# [Exercise]
What follows is a set of entries. Repeat them exactly, but not their pictures.

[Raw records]

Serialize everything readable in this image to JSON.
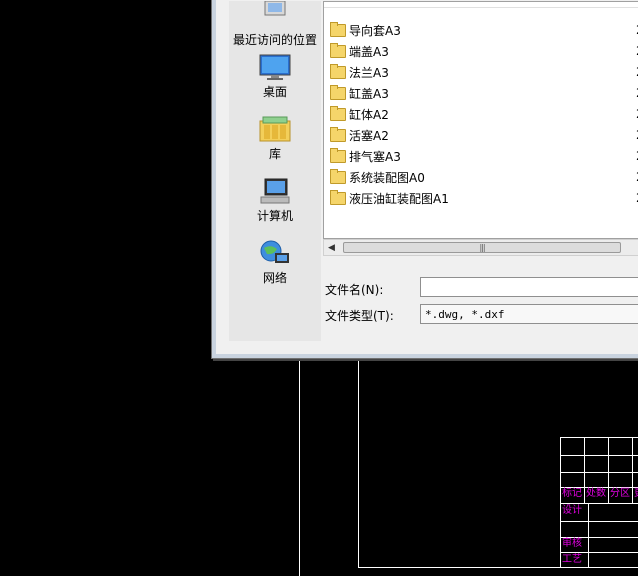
{
  "places": [
    {
      "label": "最近访问的位置",
      "icon": "recent-places-icon"
    },
    {
      "label": "桌面",
      "icon": "desktop-icon"
    },
    {
      "label": "库",
      "icon": "library-icon"
    },
    {
      "label": "计算机",
      "icon": "computer-icon"
    },
    {
      "label": "网络",
      "icon": "network-icon"
    }
  ],
  "files": [
    {
      "name": "导向套A3",
      "icon": "folder-icon",
      "date_prefix": "2"
    },
    {
      "name": "端盖A3",
      "icon": "folder-icon",
      "date_prefix": "2"
    },
    {
      "name": "法兰A3",
      "icon": "folder-icon",
      "date_prefix": "2"
    },
    {
      "name": "缸盖A3",
      "icon": "folder-icon",
      "date_prefix": "2"
    },
    {
      "name": "缸体A2",
      "icon": "folder-icon",
      "date_prefix": "2"
    },
    {
      "name": "活塞A2",
      "icon": "folder-icon",
      "date_prefix": "2"
    },
    {
      "name": "排气塞A3",
      "icon": "folder-icon",
      "date_prefix": "2"
    },
    {
      "name": "系统装配图A0",
      "icon": "folder-icon",
      "date_prefix": "2"
    },
    {
      "name": "液压油缸装配图A1",
      "icon": "folder-icon",
      "date_prefix": "2"
    }
  ],
  "filename_label": "文件名(N):",
  "filename_value": "",
  "filetype_label": "文件类型(T):",
  "filetype_value": "*.dwg, *.dxf",
  "title_block": {
    "row1": [
      "标记",
      "处数",
      "分区",
      "更"
    ],
    "design": "设计",
    "review": "审核",
    "process": "工艺"
  },
  "colors": {
    "cad_text": "#e000e0",
    "background": "#000000"
  }
}
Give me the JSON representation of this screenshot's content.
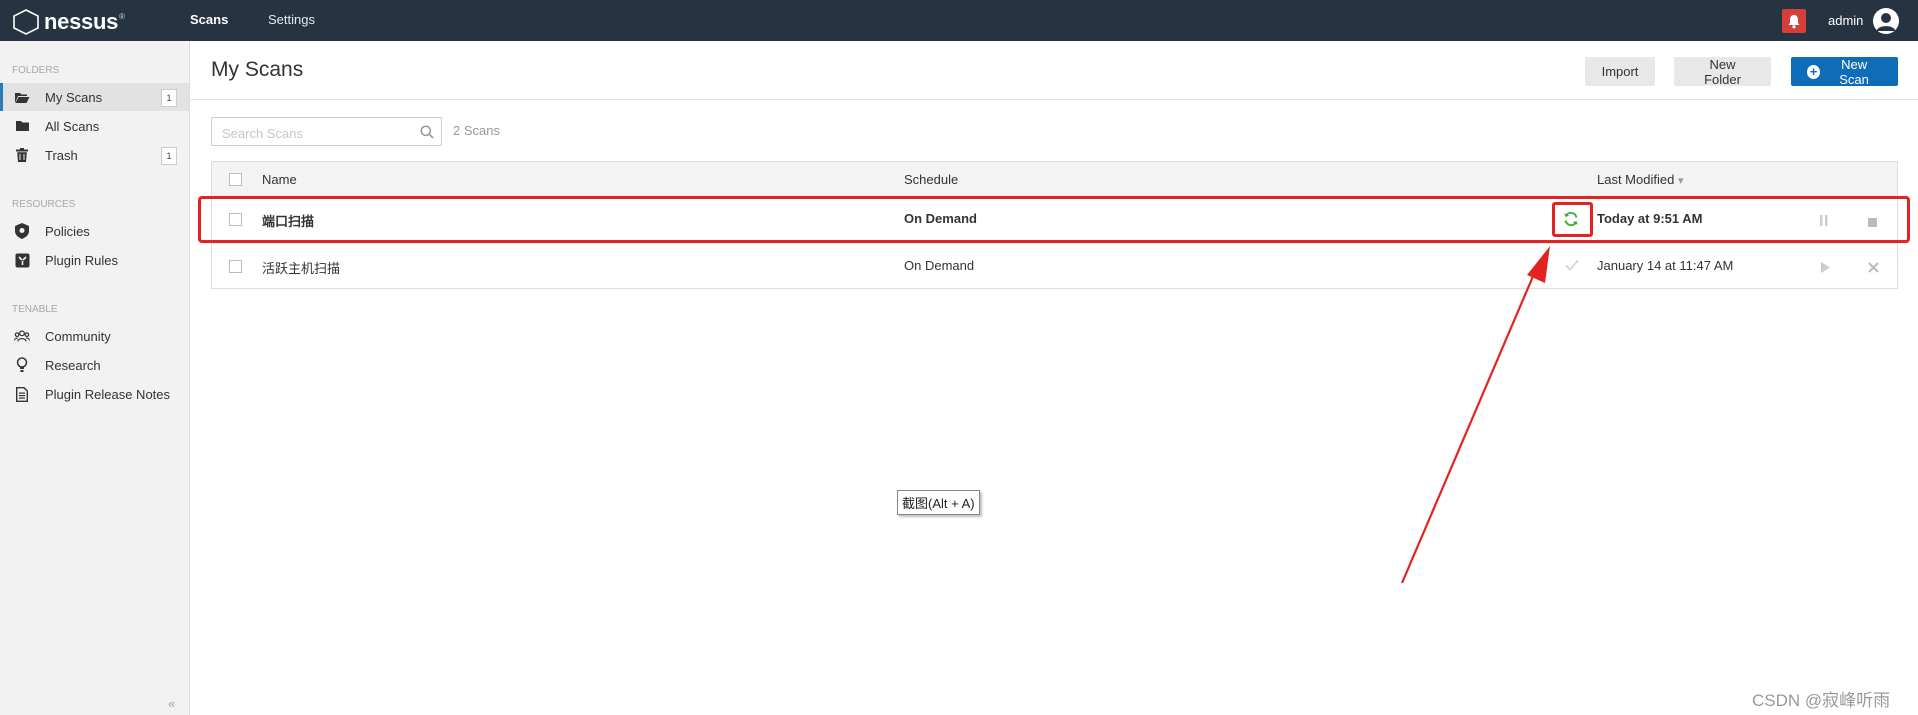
{
  "app": {
    "logo_text": "nessus",
    "logo_tm": "®",
    "nav": [
      {
        "label": "Scans",
        "active": true
      },
      {
        "label": "Settings",
        "active": false
      }
    ],
    "user": "admin",
    "colors": {
      "topbar": "#263340",
      "accent": "#0f6cb6",
      "alert": "#d43f3a",
      "running": "#3aaa35",
      "annotation": "#e32322"
    }
  },
  "sidebar": {
    "folders_heading": "FOLDERS",
    "folders": [
      {
        "label": "My Scans",
        "icon": "folder-open-icon",
        "count": "1",
        "active": true
      },
      {
        "label": "All Scans",
        "icon": "folder-icon",
        "count": "",
        "active": false
      },
      {
        "label": "Trash",
        "icon": "trash-icon",
        "count": "1",
        "active": false
      }
    ],
    "resources_heading": "RESOURCES",
    "resources": [
      {
        "label": "Policies",
        "icon": "shield-icon"
      },
      {
        "label": "Plugin Rules",
        "icon": "plugin-rules-icon"
      }
    ],
    "tenable_heading": "TENABLE",
    "tenable": [
      {
        "label": "Community",
        "icon": "community-icon"
      },
      {
        "label": "Research",
        "icon": "lightbulb-icon"
      },
      {
        "label": "Plugin Release Notes",
        "icon": "document-icon"
      }
    ],
    "collapse": "«"
  },
  "main": {
    "title": "My Scans",
    "buttons": {
      "import": "Import",
      "new_folder": "New Folder",
      "new_scan": "New Scan"
    },
    "search_placeholder": "Search Scans",
    "scan_count": "2 Scans",
    "table": {
      "headers": {
        "name": "Name",
        "schedule": "Schedule",
        "last_modified": "Last Modified",
        "sort": "▾"
      },
      "rows": [
        {
          "name": "端口扫描",
          "schedule": "On Demand",
          "status": "running",
          "last_modified": "Today at 9:51 AM",
          "actions": [
            "pause-icon",
            "stop-icon"
          ]
        },
        {
          "name": "活跃主机扫描",
          "schedule": "On Demand",
          "status": "completed",
          "last_modified": "January 14 at 11:47 AM",
          "actions": [
            "play-icon",
            "delete-icon"
          ]
        }
      ]
    }
  },
  "overlay": {
    "tooltip": "截图(Alt + A)",
    "watermark": "CSDN @寂峰听雨"
  }
}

# [The response]
Serialize everything readable in this image to JSON.
{
  "places": [
    {
      "label": "最近访问的位置",
      "icon": "recent-places-icon"
    },
    {
      "label": "桌面",
      "icon": "desktop-icon"
    },
    {
      "label": "库",
      "icon": "library-icon"
    },
    {
      "label": "计算机",
      "icon": "computer-icon"
    },
    {
      "label": "网络",
      "icon": "network-icon"
    }
  ],
  "files": [
    {
      "name": "导向套A3",
      "icon": "folder-icon",
      "date_prefix": "2"
    },
    {
      "name": "端盖A3",
      "icon": "folder-icon",
      "date_prefix": "2"
    },
    {
      "name": "法兰A3",
      "icon": "folder-icon",
      "date_prefix": "2"
    },
    {
      "name": "缸盖A3",
      "icon": "folder-icon",
      "date_prefix": "2"
    },
    {
      "name": "缸体A2",
      "icon": "folder-icon",
      "date_prefix": "2"
    },
    {
      "name": "活塞A2",
      "icon": "folder-icon",
      "date_prefix": "2"
    },
    {
      "name": "排气塞A3",
      "icon": "folder-icon",
      "date_prefix": "2"
    },
    {
      "name": "系统装配图A0",
      "icon": "folder-icon",
      "date_prefix": "2"
    },
    {
      "name": "液压油缸装配图A1",
      "icon": "folder-icon",
      "date_prefix": "2"
    }
  ],
  "filename_label": "文件名(N):",
  "filename_value": "",
  "filetype_label": "文件类型(T):",
  "filetype_value": "*.dwg, *.dxf",
  "title_block": {
    "row1": [
      "标记",
      "处数",
      "分区",
      "更"
    ],
    "design": "设计",
    "review": "审核",
    "process": "工艺"
  },
  "colors": {
    "cad_text": "#e000e0",
    "background": "#000000"
  }
}
Give me the JSON representation of this screenshot's content.
{
  "app": {
    "logo_text": "nessus",
    "logo_tm": "®",
    "nav": [
      {
        "label": "Scans",
        "active": true
      },
      {
        "label": "Settings",
        "active": false
      }
    ],
    "user": "admin",
    "colors": {
      "topbar": "#263340",
      "accent": "#0f6cb6",
      "alert": "#d43f3a",
      "running": "#3aaa35",
      "annotation": "#e32322"
    }
  },
  "sidebar": {
    "folders_heading": "FOLDERS",
    "folders": [
      {
        "label": "My Scans",
        "icon": "folder-open-icon",
        "count": "1",
        "active": true
      },
      {
        "label": "All Scans",
        "icon": "folder-icon",
        "count": "",
        "active": false
      },
      {
        "label": "Trash",
        "icon": "trash-icon",
        "count": "1",
        "active": false
      }
    ],
    "resources_heading": "RESOURCES",
    "resources": [
      {
        "label": "Policies",
        "icon": "shield-icon"
      },
      {
        "label": "Plugin Rules",
        "icon": "plugin-rules-icon"
      }
    ],
    "tenable_heading": "TENABLE",
    "tenable": [
      {
        "label": "Community",
        "icon": "community-icon"
      },
      {
        "label": "Research",
        "icon": "lightbulb-icon"
      },
      {
        "label": "Plugin Release Notes",
        "icon": "document-icon"
      }
    ],
    "collapse": "«"
  },
  "main": {
    "title": "My Scans",
    "buttons": {
      "import": "Import",
      "new_folder": "New Folder",
      "new_scan": "New Scan"
    },
    "search_placeholder": "Search Scans",
    "scan_count": "2 Scans",
    "table": {
      "headers": {
        "name": "Name",
        "schedule": "Schedule",
        "last_modified": "Last Modified",
        "sort": "▾"
      },
      "rows": [
        {
          "name": "端口扫描",
          "schedule": "On Demand",
          "status": "running",
          "last_modified": "Today at 9:51 AM",
          "actions": [
            "pause-icon",
            "stop-icon"
          ]
        },
        {
          "name": "活跃主机扫描",
          "schedule": "On Demand",
          "status": "completed",
          "last_modified": "January 14 at 11:47 AM",
          "actions": [
            "play-icon",
            "delete-icon"
          ]
        }
      ]
    }
  },
  "overlay": {
    "tooltip": "截图(Alt + A)",
    "watermark": "CSDN @寂峰听雨"
  }
}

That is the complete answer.